In the listing below, identify each line with the word "incumbent" and return those lines.

--- INFORMATION GIVEN ---
☆ ☆ ☆ ☆ ☆

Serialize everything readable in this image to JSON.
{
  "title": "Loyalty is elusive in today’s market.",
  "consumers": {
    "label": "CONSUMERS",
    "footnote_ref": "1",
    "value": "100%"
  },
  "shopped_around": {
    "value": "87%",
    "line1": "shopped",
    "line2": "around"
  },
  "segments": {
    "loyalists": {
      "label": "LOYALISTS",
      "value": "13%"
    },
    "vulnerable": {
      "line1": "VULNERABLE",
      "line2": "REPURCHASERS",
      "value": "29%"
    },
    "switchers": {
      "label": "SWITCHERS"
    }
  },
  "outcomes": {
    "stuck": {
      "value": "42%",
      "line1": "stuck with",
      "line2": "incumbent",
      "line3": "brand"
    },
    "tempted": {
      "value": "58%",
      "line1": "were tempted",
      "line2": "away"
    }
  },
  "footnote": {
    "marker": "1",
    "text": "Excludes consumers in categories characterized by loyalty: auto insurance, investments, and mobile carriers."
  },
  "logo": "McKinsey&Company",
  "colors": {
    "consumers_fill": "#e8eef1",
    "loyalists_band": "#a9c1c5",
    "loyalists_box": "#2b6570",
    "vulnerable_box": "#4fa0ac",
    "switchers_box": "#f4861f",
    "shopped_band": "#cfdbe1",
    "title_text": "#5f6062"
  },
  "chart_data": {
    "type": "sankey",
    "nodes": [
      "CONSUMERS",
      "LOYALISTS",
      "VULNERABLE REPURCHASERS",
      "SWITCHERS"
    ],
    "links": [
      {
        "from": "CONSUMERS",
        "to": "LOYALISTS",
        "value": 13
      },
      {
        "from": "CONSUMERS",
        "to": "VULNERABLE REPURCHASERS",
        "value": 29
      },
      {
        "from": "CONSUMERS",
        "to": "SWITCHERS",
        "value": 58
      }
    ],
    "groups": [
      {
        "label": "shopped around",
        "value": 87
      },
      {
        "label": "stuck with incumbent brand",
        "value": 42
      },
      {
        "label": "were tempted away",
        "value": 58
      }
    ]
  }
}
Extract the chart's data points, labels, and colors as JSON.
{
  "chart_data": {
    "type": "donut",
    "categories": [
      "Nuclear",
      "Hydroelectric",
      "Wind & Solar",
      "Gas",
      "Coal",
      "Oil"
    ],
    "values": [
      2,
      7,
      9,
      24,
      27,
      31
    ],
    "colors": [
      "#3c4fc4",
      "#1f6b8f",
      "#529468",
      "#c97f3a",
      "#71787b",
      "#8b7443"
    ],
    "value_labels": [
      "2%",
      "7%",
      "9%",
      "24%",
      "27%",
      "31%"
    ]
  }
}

☆ ☆ ☆ ☆ ☆

--- EXERCISE SOLUTION ---
      "line2": "incumbent",
        "label": "stuck with incumbent brand",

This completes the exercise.